BEGIN MATERIAL PROVIDED

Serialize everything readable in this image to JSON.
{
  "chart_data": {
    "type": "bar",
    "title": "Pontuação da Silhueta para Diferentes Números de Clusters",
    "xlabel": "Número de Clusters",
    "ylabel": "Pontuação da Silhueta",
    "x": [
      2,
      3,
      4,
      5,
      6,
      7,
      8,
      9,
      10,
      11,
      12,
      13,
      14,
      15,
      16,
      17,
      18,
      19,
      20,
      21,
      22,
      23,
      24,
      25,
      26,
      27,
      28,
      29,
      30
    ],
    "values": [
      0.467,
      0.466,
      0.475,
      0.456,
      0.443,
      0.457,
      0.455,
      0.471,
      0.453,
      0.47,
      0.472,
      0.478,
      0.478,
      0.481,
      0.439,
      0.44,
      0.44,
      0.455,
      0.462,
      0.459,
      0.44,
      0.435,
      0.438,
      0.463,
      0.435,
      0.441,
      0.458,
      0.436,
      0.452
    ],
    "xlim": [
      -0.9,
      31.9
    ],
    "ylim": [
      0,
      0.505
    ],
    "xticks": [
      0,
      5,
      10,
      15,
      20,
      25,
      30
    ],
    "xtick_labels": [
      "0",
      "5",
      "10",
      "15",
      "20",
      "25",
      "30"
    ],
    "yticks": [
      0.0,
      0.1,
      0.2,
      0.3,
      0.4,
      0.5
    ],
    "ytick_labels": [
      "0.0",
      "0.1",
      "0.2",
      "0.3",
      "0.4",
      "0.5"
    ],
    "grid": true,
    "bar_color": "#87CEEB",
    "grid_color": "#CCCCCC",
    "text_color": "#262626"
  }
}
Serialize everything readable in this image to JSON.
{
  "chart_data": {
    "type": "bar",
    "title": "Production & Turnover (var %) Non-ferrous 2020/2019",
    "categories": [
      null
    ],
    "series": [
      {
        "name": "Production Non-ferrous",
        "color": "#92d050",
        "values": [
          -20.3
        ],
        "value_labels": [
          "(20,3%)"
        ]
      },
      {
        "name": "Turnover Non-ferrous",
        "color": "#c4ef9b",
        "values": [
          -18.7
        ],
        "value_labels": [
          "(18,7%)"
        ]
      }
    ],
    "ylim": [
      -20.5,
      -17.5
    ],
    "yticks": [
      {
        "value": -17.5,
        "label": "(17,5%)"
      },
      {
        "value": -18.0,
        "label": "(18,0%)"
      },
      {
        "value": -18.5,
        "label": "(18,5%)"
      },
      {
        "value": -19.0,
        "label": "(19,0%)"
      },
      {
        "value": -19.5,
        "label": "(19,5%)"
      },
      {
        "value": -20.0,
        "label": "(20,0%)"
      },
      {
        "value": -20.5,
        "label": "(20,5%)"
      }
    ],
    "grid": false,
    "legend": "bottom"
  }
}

END MATERIAL PROVIDED

## PROMPT
Return every line in the listing that contains the word "Pontuação".

## EXERCISE SOLUTION
    "title": "Pontuação da Silhueta para Diferentes Números de Clusters",
    "ylabel": "Pontuação da Silhueta",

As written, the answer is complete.